### STATED TASK:
A faithful transcription of all the data is required.

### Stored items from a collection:
============
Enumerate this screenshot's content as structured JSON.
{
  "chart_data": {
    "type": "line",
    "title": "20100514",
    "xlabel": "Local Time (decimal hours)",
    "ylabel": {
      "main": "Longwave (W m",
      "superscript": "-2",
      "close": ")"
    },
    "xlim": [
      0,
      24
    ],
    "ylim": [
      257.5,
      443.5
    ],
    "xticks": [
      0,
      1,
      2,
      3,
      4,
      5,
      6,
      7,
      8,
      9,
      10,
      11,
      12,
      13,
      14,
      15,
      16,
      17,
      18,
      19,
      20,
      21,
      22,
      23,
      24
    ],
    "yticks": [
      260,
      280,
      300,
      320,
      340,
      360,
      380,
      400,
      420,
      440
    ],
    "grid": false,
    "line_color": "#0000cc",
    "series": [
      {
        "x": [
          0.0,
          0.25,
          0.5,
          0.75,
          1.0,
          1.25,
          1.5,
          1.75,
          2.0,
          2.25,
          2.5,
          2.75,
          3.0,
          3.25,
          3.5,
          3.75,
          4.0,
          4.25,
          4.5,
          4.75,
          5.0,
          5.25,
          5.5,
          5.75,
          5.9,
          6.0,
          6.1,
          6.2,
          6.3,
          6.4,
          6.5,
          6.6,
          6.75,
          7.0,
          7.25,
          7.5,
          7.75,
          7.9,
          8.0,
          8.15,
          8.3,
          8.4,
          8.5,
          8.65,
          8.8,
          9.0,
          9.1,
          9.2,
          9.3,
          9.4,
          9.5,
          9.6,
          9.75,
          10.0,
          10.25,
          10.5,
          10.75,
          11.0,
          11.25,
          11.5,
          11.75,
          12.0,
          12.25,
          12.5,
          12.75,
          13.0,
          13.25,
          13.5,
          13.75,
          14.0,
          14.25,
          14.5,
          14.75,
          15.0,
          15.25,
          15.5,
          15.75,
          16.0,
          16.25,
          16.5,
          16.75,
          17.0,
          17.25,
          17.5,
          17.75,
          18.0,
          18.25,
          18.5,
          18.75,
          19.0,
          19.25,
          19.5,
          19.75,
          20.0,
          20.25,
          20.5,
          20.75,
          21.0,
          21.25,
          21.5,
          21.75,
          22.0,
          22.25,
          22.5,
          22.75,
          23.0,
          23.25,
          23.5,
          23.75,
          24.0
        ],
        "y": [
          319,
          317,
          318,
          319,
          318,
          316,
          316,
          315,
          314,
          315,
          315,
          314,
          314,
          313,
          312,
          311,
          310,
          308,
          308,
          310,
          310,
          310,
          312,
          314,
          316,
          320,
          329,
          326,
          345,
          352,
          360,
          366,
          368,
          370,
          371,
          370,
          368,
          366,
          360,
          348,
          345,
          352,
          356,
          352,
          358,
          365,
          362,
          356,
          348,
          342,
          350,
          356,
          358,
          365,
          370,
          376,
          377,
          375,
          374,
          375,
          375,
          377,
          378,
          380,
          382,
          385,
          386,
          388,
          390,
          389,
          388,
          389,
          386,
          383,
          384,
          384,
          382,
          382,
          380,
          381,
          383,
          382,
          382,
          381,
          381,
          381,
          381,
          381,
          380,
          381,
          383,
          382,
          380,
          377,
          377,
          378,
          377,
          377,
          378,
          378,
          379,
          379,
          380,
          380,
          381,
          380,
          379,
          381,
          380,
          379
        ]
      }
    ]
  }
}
============
### SOLUTION FOR THIS TASK:
Enumerate this screenshot's content as structured JSON.
{
  "chart_data": {
    "type": "line",
    "title": "20100514",
    "xlabel": "Local Time (decimal hours)",
    "ylabel": {
      "main": "Longwave (W m",
      "superscript": "-2",
      "close": ")"
    },
    "xlim": [
      0,
      24
    ],
    "ylim": [
      257.5,
      443.5
    ],
    "xticks": [
      0,
      1,
      2,
      3,
      4,
      5,
      6,
      7,
      8,
      9,
      10,
      11,
      12,
      13,
      14,
      15,
      16,
      17,
      18,
      19,
      20,
      21,
      22,
      23,
      24
    ],
    "yticks": [
      260,
      280,
      300,
      320,
      340,
      360,
      380,
      400,
      420,
      440
    ],
    "grid": false,
    "line_color": "#0000cc",
    "series": [
      {
        "x": [
          0.0,
          0.25,
          0.5,
          0.75,
          1.0,
          1.25,
          1.5,
          1.75,
          2.0,
          2.25,
          2.5,
          2.75,
          3.0,
          3.25,
          3.5,
          3.75,
          4.0,
          4.25,
          4.5,
          4.75,
          5.0,
          5.25,
          5.5,
          5.75,
          5.9,
          6.0,
          6.1,
          6.2,
          6.3,
          6.4,
          6.5,
          6.6,
          6.75,
          7.0,
          7.25,
          7.5,
          7.75,
          7.9,
          8.0,
          8.15,
          8.3,
          8.4,
          8.5,
          8.65,
          8.8,
          9.0,
          9.1,
          9.2,
          9.3,
          9.4,
          9.5,
          9.6,
          9.75,
          10.0,
          10.25,
          10.5,
          10.75,
          11.0,
          11.25,
          11.5,
          11.75,
          12.0,
          12.25,
          12.5,
          12.75,
          13.0,
          13.25,
          13.5,
          13.75,
          14.0,
          14.25,
          14.5,
          14.75,
          15.0,
          15.25,
          15.5,
          15.75,
          16.0,
          16.25,
          16.5,
          16.75,
          17.0,
          17.25,
          17.5,
          17.75,
          18.0,
          18.25,
          18.5,
          18.75,
          19.0,
          19.25,
          19.5,
          19.75,
          20.0,
          20.25,
          20.5,
          20.75,
          21.0,
          21.25,
          21.5,
          21.75,
          22.0,
          22.25,
          22.5,
          22.75,
          23.0,
          23.25,
          23.5,
          23.75,
          24.0
        ],
        "y": [
          319,
          317,
          318,
          319,
          318,
          316,
          316,
          315,
          314,
          315,
          315,
          314,
          314,
          313,
          312,
          311,
          310,
          308,
          308,
          310,
          310,
          310,
          312,
          314,
          316,
          320,
          329,
          326,
          345,
          352,
          360,
          366,
          368,
          370,
          371,
          370,
          368,
          366,
          360,
          348,
          345,
          352,
          356,
          352,
          358,
          365,
          362,
          356,
          348,
          342,
          350,
          356,
          358,
          365,
          370,
          376,
          377,
          375,
          374,
          375,
          375,
          377,
          378,
          380,
          382,
          385,
          386,
          388,
          390,
          389,
          388,
          389,
          386,
          383,
          384,
          384,
          382,
          382,
          380,
          381,
          383,
          382,
          382,
          381,
          381,
          381,
          381,
          381,
          380,
          381,
          383,
          382,
          380,
          377,
          377,
          378,
          377,
          377,
          378,
          378,
          379,
          379,
          380,
          380,
          381,
          380,
          379,
          381,
          380,
          379
        ]
      }
    ]
  }
}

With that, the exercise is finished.